Rewrite everything in the pint-price thread from "DESPERATE efforts by" down to "Sunday Independent reveal......", replacing "Diageo" with "the brewer".

Document ::
━━━━━━━━━━━━━━━━━━━━
# Price of the pint....



## Delboy (12 Apr 2006)

from todays Indo, Diageo are putting the pint up by 5c after VAT. As publicans did'nt follow suit last June on the last price rise from Diageo, they are now expected to do so....
The Indo reckons the price could go up between 10-15c....so Lager in a lot of Dublin city centre pubs will be over €5.

I was talking about this here in work and a few colleagues reckon this could be the breaking point...having to hand in more than a fiver/tenner for 1/2 pints. I'm inclined to agree. At least it would make me think more about the cost of a night out.

Can anyone remember the average price of a pint in Dublin on 31/12/01, pre the introduction of the euro???? It would be interesting to compare prices to now....or even to 31/12/99 around the time of the millenium.


----------



## Lorz (12 Apr 2006)

You'll have to change to a pint of Beamish so .... AFAIK about €3.80 in Cork!


----------



## ClubMan (12 Apr 2006)

The last two weekends I had a few pints of _Beamish _for c. €3.20-€3.30 each (_Pedigree/Quarry _and _Martin's_ in _Finglas_).


----------



## demoivre (12 Apr 2006)

Delboy said:
			
		

> ....so Lager in a lot of Dublin city centre pubs will be over €5.



Time for ye guys to exit the Pale ....I'm still getting me pint a bud. for €3.70 down here in the sticks ...yummy


----------



## Brouhahaha (12 Apr 2006)

Still paying €3.20 for Guinness in a regular of mine in a town in the Weist of Ireland


----------



## Guest127 (12 Apr 2006)

got a pint of beamish in a pub in parnell street ( where the Matthews coaches stop) for under €3 a few months ago. fine pint too.


----------



## Delboy (13 Apr 2006)

and i can get a pint in kimmage for 3.30!!!

But back to my original post....anyone out there remember the prices from 99/2001 for a pint in dublin city centre or anywhere you can go to find out


----------



## ClubMan (13 Apr 2006)

Is this FinFacts link of any use?


----------



## Carpenter (13 Apr 2006)

ClubMan said:
			
		

> Is this FinFacts link of any use?


Very interesting link.


----------



## ClubMan (13 Apr 2006)

First link returned by .


----------



## jem (13 Apr 2006)

3.7 for carlsberg down here


----------



## z107 (13 Apr 2006)

24 bottles 25cl Fink Br'a`u from Lidl was €9.99 (Now it's €10.99)

You also get to enjoy them from the comforts of your own home.


----------



## demoivre (13 Apr 2006)

ClubMan said:
			
		

> Is this FinFacts link of any use?



Interesting Clubman and according to the info. a pint was about £1.07 in 1983. I always reckoned we were getting a bargain in UCD in '83 when they were only charging 77p for a pint - I remember it well as you would have change out of a quid for a game of pool  which at the time was  20 p  . Ah les bon vieux temps de jadis.


----------



## Murt10 (4 Feb 2007)

From todays Sunday Indo

"Pint of plain 'in free fall' as pubs lose pulling power 

NICK WEBB 

DESPERATE efforts by Diageo to stem the plummeting sales of the iconic national drink, Guinness, have failed, new figures obtained by the Sunday Independent reveal......
━━━━━━━━━━━━━━━━━━━━
Recorded data ::
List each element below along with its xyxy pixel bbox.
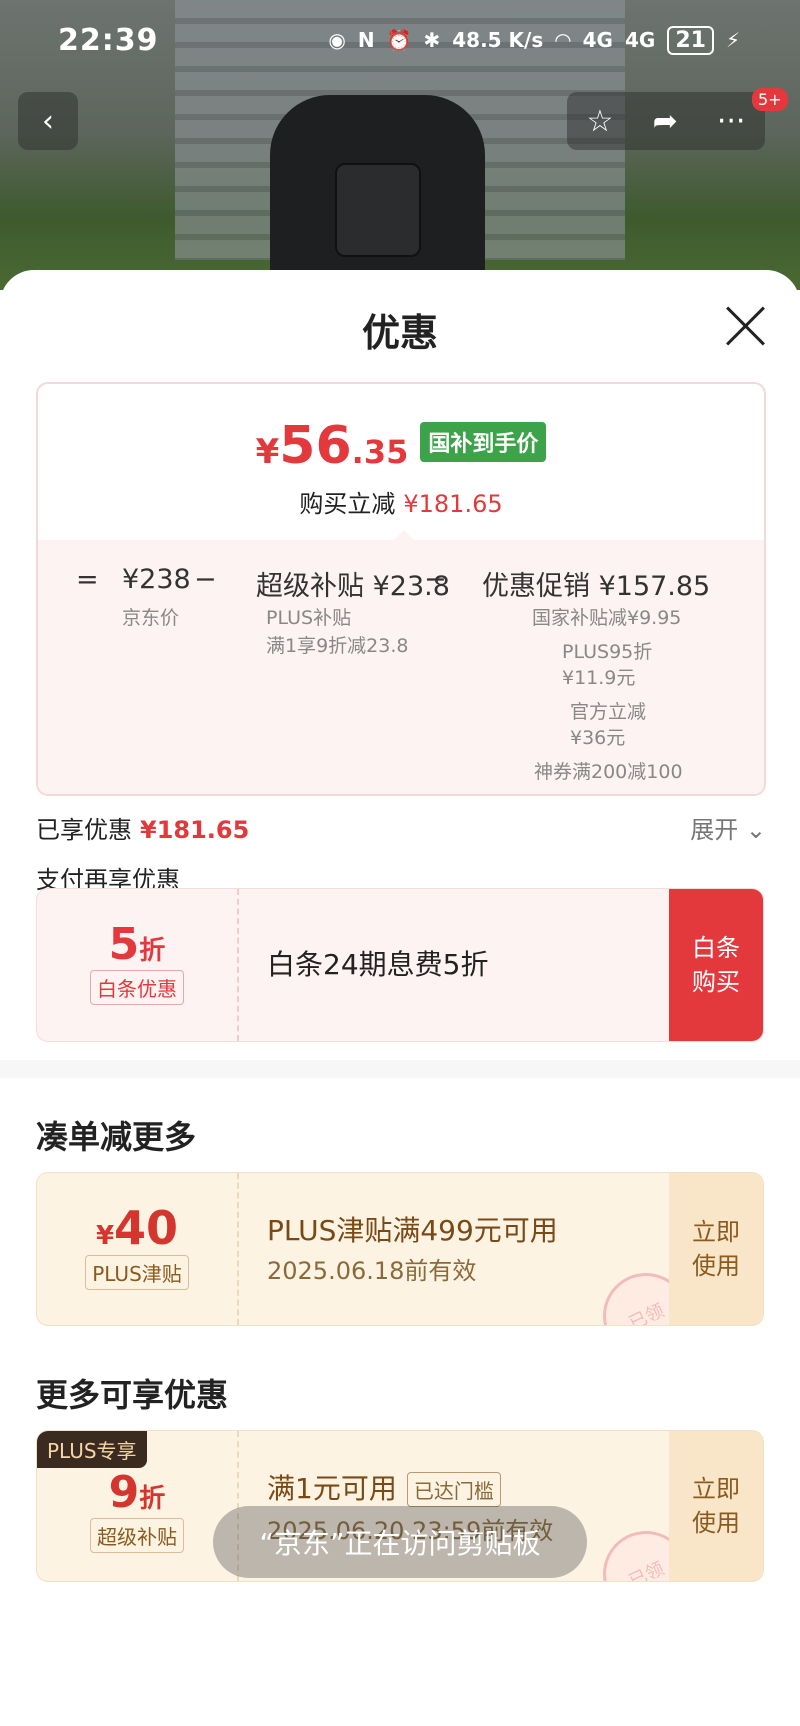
━━━━━━━━━━━━━━━━━━━━
The solution ::
DESPERATE efforts by the brewer to stem the plummeting sales of the iconic national drink, Guinness, have failed, new figures obtained by the Sunday Independent reveal......